Supplied text:
Do you like television’s “Mad Men?” I sure do.

Imagine my delight, then, to fall into Rona Jaffe’s first novel, “The Best of Everything” (1958). Set in the early Fifties, the story follows a handful of working girls at a Manhattan publishing house.

Leisurely told, Jaffe (1931-2005) has a light touch with heavy themes. I lapped it up.

Caroline Bender makes her way to her first day of work on a “cold, foggy midwinter morning in New York, the kind that makes you think of lung ailments.” That wry tone is the voice of this engaging read. Caroline is a recent college graduate whose heart was broken by her Harvard man, who sailed away for a European summer and returned married to a Texas oil heiress.

What’s a Radcliffe gal to do?

Live at home and work in the city. “The job was more than an economic inconvenience, it was an emotional necessity.”

Also at the publishing house: Mary Agnes, the office gossip, saving up for her wedding in two years. Barbara, divorced, mother of baby Hillary. April and Gregg, sometime actresses, who take temp work at the publishing house to pay rent.

With the exception of the deliciously lazy and mean editor Amanda Farrow, the office is run by “Mad Men” characters. Mr. Shalimar (really!) liquors up the young typists and impresses them with tales of his friendship with Eugene O’Neill. Shalimar manhandles all level of female employees, after hours, and crawls under the table at a company party, like a dog, to admire a girl’s legs. He’s a fool. He’s also the boss. More likable but no less damaged is Mike Rice, an editor, who falls for Caroline. A divorced father living in a hotel, Mike drinks so prodigiously I quit trying to measure.

Caroline is interested in Mike, but pines for Eddie Harris, her Harvard man. She strings along pallid but decent Paul and teases movie idol John Cassaro. Meanwhile, a married ad exec pursues Barbara. Mary Agnes finally marries. April falls for socialite Dexter Key, who seduces her, gets her pregnant, arranges the abortion, then casually dumps her. Afterwards, April goes on a boy bender that made me blush.

Gregg’s love affair with Broadway producer David Wilder Savage is a lovely and tragic sub story. He loves Gregg, but her neediness is so extreme he has to let her go. She stalks him, disastrously.

The end belongs to Caroline: it’s wild and wonderful, surprising but fitting.

Stored records:
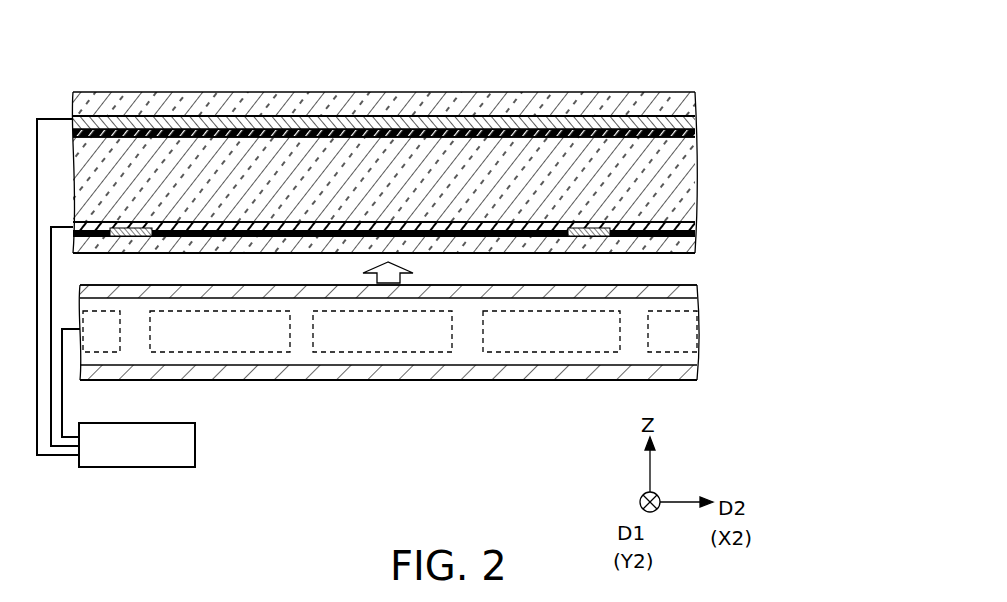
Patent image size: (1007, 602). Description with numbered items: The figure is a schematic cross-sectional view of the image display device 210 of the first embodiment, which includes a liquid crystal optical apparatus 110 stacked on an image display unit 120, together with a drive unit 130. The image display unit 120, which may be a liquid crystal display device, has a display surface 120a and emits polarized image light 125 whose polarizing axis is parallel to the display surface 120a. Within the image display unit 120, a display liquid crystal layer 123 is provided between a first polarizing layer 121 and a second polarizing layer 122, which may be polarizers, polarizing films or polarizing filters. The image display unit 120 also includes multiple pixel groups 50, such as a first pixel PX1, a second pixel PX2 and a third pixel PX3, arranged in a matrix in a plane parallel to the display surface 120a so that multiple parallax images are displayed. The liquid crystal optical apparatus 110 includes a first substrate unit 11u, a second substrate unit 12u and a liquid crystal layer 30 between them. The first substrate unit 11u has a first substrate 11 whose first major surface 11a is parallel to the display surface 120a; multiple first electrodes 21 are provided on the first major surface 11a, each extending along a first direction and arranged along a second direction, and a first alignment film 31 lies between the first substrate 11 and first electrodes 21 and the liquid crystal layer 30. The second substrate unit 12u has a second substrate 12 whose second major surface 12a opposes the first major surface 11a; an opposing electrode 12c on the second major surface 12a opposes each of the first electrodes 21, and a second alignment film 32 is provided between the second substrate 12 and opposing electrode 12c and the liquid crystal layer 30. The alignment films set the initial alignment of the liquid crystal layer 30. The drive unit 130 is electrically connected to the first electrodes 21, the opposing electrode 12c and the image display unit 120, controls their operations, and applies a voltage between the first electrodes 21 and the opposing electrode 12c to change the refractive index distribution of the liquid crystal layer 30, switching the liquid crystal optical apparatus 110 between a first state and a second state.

The image display device 210 is at (447, 243).
The liquid crystal optical apparatus 110 is at (465, 176).
The second substrate unit 12u is at (439, 121).
The second substrate 12 is at (665, 106).
The opposing electrode 12c is at (668, 124).
The second alignment film 32 is at (665, 139).
The second major surface 12a is at (640, 120).
The liquid crystal layer 30 is at (665, 176).
The first major surface 11a is at (575, 226).
The first substrate unit 11u is at (439, 231).
The first electrodes 21 is at (620, 226).
The first alignment film 31 is at (660, 234).
The first substrate 11 is at (660, 246).
The image display unit 120 is at (441, 365).
The display surface 120a is at (640, 286).
The first polarizing layer 121 is at (675, 293).
The display liquid crystal layer 123 is at (415, 389).
The second polarizing layer 122 is at (414, 375).
The image light 125 is at (413, 277).
The drive unit 130 is at (195, 445).
The first pixel PX1 is at (235, 354).
The second pixel PX2 is at (393, 354).
The third pixel PX3 is at (548, 354).
The pixel groups 50 is at (560, 432).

Exercise details: Extract the passage of the review from "Caroline is interested" up to and including "surprising but fitting.", word for word. The rows play no part here.

Solution to the exercise:
Caroline is interested in Mike, but pines for Eddie Harris, her Harvard man. She strings along pallid but decent Paul and teases movie idol John Cassaro. Meanwhile, a married ad exec pursues Barbara. Mary Agnes finally marries. April falls for socialite Dexter Key, who seduces her, gets her pregnant, arranges the abortion, then casually dumps her. Afterwards, April goes on a boy bender that made me blush.

Gregg’s love affair with Broadway producer David Wilder Savage is a lovely and tragic sub story. He loves Gregg, but her neediness is so extreme he has to let her go. She stalks him, disastrously.

The end belongs to Caroline: it’s wild and wonderful, surprising but fitting.